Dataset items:
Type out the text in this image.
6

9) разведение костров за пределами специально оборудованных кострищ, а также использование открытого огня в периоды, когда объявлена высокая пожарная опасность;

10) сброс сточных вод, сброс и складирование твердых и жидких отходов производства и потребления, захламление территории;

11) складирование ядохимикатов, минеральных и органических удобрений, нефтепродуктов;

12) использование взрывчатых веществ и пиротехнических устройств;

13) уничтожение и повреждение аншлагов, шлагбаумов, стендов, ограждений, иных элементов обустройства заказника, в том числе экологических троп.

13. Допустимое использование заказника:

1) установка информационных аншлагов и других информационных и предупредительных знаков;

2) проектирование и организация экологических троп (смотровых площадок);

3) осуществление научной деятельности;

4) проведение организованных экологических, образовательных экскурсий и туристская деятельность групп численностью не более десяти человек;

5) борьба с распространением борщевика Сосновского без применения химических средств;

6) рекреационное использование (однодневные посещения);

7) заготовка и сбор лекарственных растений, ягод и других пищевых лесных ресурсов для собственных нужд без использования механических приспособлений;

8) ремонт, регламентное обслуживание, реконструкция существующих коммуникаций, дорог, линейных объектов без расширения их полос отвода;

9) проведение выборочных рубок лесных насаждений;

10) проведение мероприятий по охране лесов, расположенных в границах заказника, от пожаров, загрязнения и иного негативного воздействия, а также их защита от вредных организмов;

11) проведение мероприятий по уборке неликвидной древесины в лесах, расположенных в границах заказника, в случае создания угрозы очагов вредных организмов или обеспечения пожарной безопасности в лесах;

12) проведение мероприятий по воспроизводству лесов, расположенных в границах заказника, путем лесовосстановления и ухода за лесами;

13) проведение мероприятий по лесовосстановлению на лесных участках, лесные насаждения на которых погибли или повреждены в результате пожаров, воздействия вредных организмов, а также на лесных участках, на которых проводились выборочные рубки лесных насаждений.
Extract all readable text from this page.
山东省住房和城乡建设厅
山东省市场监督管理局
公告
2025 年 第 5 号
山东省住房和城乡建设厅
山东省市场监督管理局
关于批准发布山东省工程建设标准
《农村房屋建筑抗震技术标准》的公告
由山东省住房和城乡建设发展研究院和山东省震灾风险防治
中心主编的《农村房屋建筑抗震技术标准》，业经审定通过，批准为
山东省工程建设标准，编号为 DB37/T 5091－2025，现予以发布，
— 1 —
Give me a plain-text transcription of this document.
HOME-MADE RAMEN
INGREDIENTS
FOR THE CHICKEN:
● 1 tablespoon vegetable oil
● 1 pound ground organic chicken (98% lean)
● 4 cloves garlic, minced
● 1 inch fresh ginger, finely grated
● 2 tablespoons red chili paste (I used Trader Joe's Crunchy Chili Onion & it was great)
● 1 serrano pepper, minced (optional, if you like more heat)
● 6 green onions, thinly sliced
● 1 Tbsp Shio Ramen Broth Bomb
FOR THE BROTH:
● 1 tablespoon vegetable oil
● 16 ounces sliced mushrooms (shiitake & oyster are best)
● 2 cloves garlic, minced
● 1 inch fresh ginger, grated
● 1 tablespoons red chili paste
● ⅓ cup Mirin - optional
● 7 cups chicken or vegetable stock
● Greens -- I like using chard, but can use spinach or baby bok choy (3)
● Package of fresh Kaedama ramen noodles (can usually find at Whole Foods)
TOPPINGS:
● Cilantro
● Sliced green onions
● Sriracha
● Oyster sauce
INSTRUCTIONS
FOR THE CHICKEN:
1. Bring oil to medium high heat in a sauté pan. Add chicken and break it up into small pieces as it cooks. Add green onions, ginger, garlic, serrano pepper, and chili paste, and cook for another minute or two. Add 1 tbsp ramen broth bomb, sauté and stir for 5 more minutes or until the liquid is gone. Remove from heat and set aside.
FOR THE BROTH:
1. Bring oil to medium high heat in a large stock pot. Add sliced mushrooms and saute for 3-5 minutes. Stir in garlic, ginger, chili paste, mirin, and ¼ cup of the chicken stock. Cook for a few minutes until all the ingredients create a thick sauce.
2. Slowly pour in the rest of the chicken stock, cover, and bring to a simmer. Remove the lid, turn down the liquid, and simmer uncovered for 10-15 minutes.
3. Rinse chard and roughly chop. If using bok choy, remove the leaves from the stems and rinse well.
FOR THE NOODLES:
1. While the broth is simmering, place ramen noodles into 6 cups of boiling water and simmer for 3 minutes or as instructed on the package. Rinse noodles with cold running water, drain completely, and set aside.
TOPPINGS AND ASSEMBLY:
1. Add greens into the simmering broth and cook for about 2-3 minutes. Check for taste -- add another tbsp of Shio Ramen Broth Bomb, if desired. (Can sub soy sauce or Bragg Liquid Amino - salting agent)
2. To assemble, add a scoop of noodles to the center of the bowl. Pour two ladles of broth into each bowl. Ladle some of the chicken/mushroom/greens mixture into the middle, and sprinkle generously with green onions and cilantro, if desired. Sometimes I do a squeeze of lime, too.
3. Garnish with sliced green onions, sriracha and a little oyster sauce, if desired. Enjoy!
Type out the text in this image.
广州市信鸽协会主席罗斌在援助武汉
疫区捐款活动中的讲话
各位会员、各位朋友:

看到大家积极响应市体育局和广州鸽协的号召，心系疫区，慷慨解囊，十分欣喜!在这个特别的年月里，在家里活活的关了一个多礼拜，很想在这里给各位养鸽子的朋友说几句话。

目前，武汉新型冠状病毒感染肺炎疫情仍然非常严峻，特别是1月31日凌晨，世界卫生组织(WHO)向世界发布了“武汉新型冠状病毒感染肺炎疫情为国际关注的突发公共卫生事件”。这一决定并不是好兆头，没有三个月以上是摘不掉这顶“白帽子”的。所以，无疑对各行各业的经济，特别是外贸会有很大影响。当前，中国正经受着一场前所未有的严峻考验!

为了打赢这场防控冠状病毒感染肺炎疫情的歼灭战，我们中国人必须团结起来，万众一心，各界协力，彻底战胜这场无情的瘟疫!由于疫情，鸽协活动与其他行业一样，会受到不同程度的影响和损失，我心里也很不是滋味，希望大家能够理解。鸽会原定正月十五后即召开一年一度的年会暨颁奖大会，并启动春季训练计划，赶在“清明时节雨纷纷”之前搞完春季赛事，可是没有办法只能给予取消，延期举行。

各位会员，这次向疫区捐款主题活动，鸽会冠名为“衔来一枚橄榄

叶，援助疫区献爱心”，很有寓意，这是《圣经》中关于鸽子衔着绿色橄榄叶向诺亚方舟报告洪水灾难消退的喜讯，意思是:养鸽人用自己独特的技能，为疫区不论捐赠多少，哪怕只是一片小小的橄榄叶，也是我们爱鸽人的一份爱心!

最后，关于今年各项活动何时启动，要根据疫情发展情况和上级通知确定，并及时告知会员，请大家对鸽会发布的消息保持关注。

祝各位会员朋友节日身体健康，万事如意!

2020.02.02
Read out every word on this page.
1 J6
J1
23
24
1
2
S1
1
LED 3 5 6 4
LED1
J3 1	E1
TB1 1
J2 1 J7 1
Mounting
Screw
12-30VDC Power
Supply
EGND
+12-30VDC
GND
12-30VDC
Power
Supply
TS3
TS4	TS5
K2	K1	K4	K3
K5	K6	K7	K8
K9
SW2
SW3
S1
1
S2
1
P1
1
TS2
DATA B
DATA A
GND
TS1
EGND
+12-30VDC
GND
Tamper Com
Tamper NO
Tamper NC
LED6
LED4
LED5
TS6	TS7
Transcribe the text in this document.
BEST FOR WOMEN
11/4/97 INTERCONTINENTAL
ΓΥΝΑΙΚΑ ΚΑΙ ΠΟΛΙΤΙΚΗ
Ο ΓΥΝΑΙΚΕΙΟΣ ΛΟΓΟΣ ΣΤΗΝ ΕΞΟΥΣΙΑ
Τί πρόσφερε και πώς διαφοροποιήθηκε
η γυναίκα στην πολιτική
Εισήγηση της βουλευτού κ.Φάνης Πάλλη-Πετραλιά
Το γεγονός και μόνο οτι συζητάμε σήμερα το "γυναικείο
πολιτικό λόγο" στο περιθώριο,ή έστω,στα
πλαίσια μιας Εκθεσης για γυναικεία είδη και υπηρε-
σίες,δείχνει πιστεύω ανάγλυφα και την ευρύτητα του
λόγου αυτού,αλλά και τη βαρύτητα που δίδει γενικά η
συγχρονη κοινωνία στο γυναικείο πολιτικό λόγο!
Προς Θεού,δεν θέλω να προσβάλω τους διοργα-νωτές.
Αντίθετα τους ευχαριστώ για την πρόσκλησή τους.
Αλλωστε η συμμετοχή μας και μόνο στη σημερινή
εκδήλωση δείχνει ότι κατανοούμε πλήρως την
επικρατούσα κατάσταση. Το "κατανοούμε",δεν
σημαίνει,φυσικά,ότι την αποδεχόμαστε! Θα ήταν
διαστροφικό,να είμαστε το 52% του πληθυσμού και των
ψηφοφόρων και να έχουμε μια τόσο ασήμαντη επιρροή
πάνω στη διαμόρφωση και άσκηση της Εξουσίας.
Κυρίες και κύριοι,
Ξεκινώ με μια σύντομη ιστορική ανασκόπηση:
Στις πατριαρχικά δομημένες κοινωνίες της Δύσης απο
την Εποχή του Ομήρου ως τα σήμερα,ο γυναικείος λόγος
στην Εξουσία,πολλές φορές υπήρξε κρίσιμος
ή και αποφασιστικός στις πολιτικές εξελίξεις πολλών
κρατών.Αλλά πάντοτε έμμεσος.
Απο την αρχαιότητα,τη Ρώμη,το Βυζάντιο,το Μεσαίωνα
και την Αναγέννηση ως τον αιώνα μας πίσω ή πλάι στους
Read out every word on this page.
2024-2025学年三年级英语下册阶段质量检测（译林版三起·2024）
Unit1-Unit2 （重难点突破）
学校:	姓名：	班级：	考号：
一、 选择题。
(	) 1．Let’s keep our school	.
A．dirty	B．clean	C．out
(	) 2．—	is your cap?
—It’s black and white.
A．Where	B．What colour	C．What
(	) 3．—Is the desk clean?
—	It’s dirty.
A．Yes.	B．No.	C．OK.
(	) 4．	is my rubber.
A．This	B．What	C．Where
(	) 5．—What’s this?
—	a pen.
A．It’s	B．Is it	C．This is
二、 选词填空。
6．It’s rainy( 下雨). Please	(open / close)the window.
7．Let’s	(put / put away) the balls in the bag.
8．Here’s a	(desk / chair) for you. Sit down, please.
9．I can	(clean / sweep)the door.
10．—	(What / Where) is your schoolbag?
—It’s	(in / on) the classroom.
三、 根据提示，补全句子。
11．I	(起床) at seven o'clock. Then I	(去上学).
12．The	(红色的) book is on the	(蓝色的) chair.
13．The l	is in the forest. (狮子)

Task to complete: Each line containing the word "sauce" counts once; report the total alone.

Task solution: 4